TASK PROMPT
Show every line in the records below that contains the word "Which".

Images of document pages with text:
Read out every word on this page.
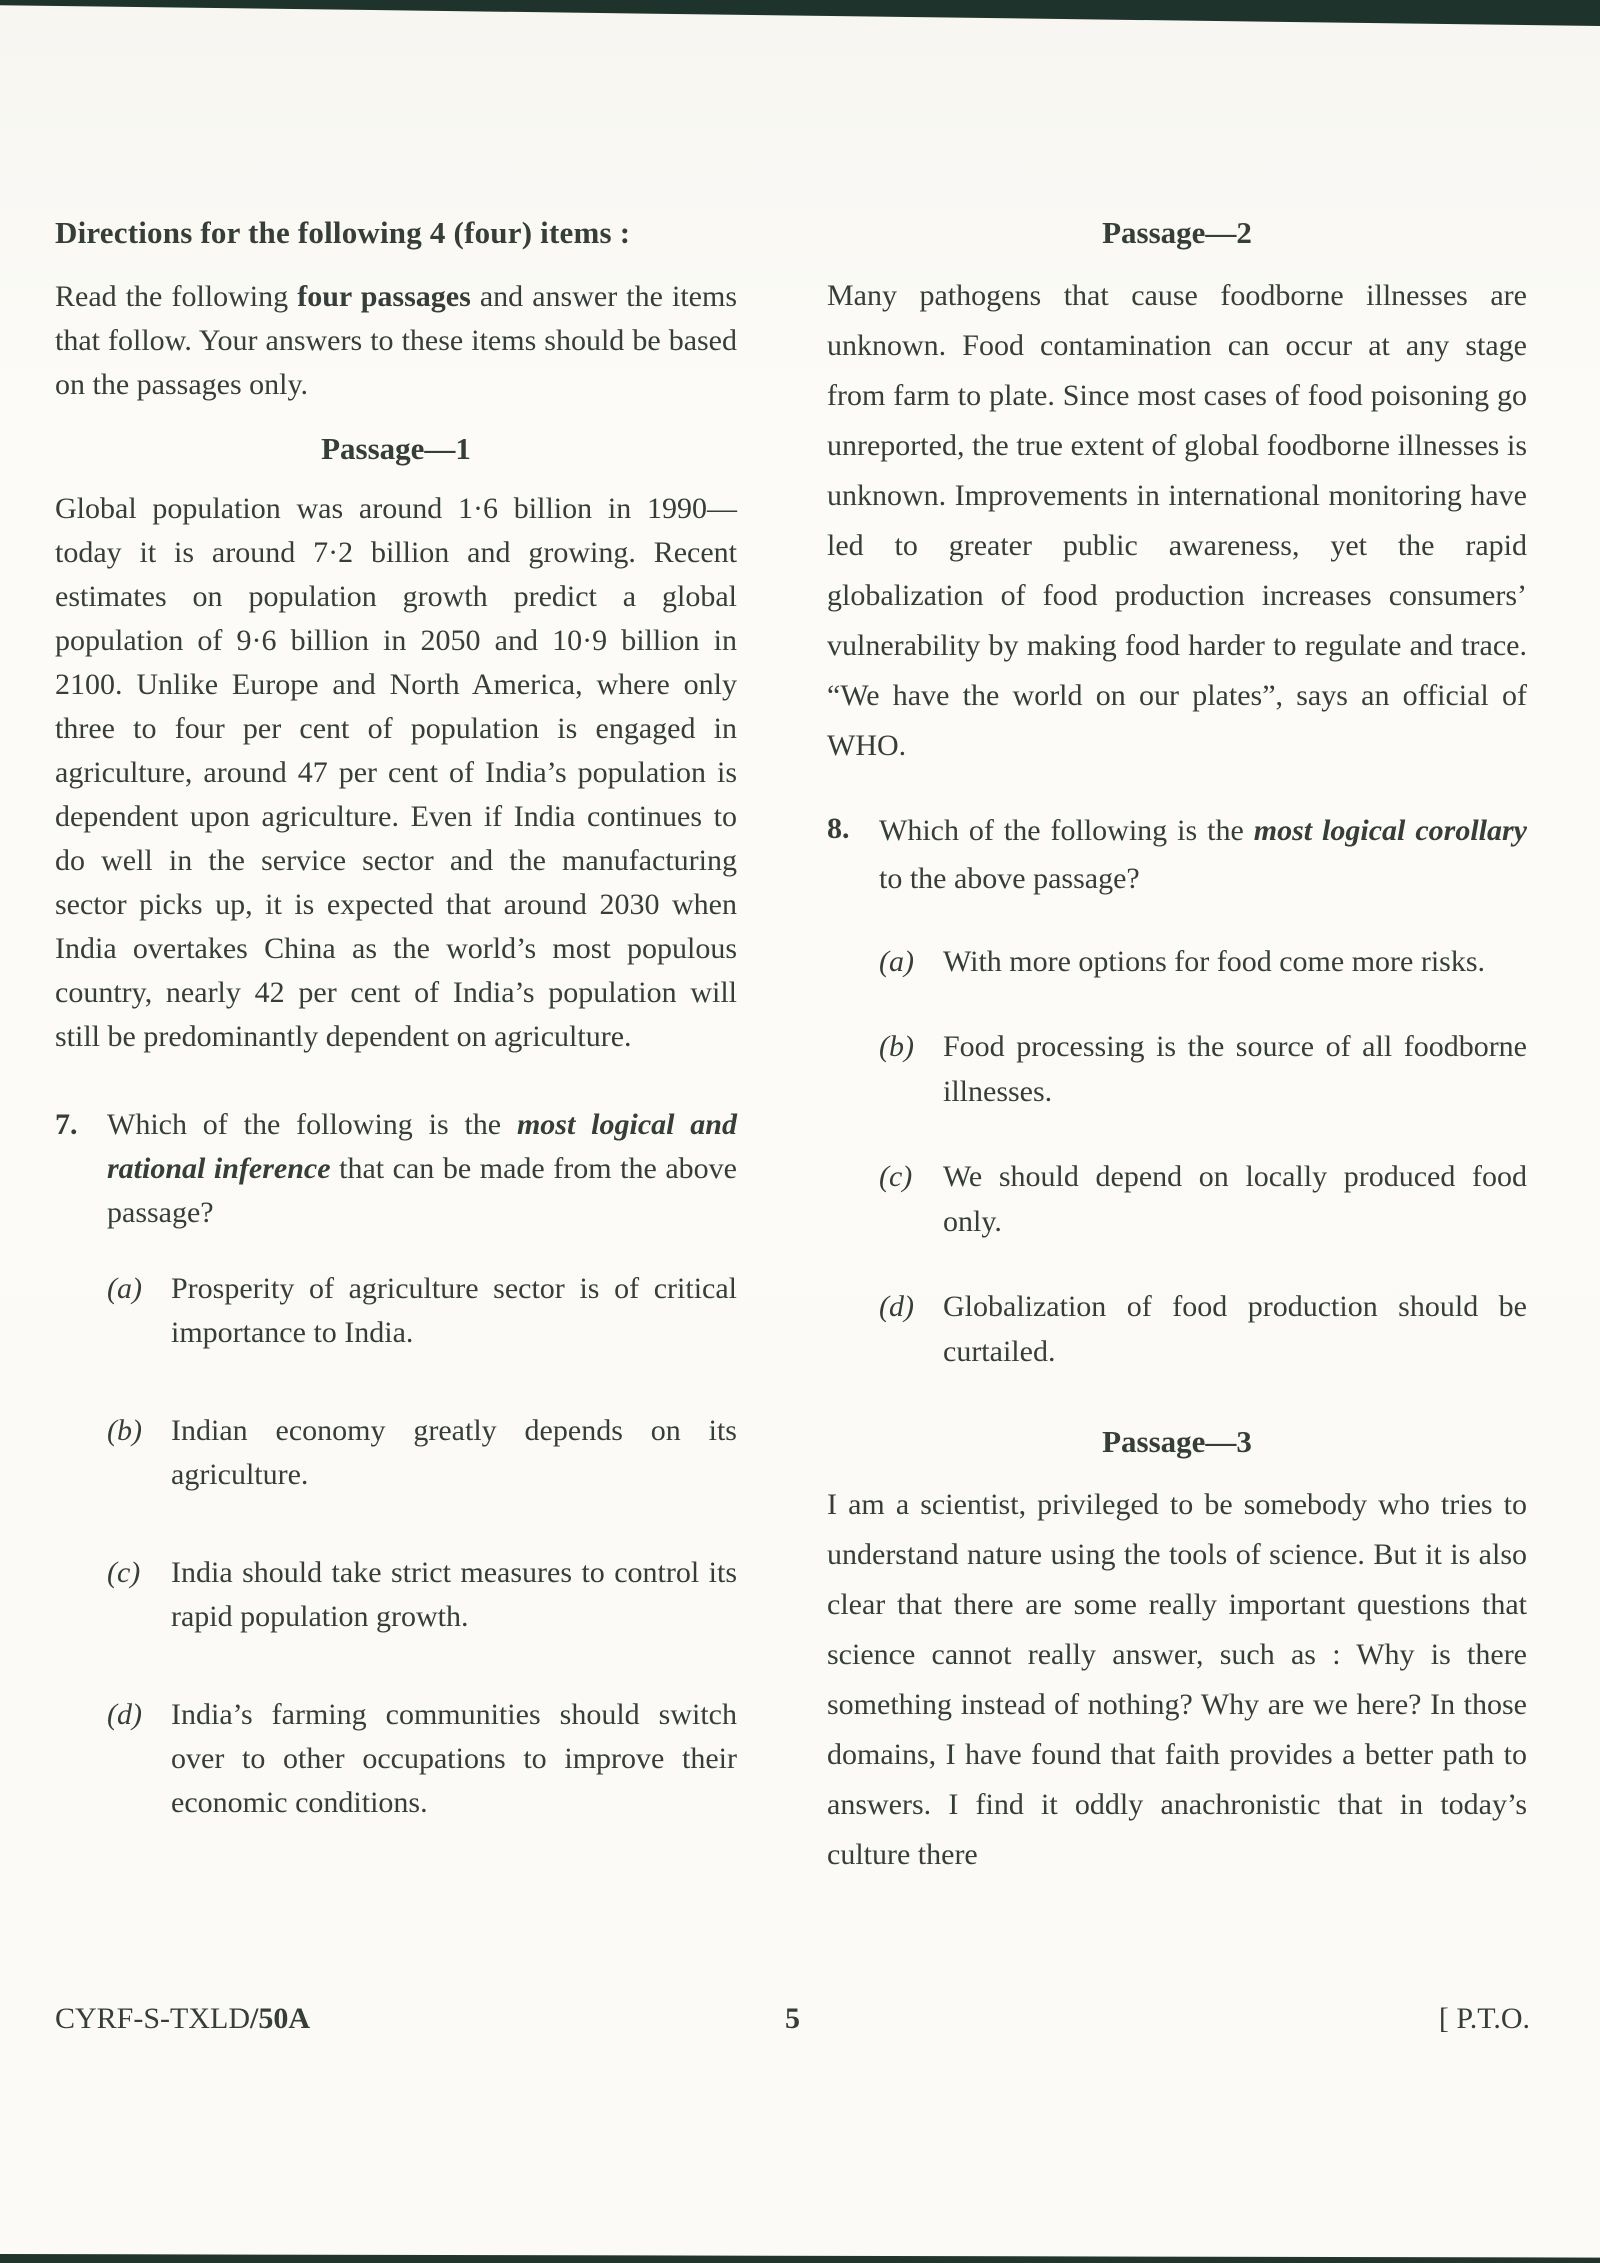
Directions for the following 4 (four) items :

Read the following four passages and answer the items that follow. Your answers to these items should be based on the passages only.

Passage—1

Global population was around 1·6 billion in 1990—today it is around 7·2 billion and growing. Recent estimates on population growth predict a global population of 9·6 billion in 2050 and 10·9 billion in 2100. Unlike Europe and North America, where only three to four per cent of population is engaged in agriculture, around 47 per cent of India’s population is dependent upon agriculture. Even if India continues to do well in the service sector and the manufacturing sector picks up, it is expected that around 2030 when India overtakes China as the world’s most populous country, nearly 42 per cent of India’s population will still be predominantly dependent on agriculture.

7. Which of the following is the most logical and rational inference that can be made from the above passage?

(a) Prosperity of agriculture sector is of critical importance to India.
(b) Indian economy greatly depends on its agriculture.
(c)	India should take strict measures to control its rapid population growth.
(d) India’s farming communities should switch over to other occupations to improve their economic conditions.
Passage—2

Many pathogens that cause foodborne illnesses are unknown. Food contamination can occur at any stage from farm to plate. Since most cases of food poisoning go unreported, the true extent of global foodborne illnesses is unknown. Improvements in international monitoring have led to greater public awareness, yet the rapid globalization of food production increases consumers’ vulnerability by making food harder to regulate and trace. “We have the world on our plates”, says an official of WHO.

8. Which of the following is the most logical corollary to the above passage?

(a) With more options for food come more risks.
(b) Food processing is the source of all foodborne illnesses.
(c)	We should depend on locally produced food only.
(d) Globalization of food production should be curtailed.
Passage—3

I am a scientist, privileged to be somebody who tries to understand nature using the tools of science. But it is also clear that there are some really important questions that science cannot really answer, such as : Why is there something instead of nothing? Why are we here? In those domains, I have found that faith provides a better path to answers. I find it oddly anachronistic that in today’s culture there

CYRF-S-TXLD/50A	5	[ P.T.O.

RESPONSE
7. Which of the following is the most logical and rational inference that can be made from the above passage?
8. Which of the following is the most logical corollary to the above passage?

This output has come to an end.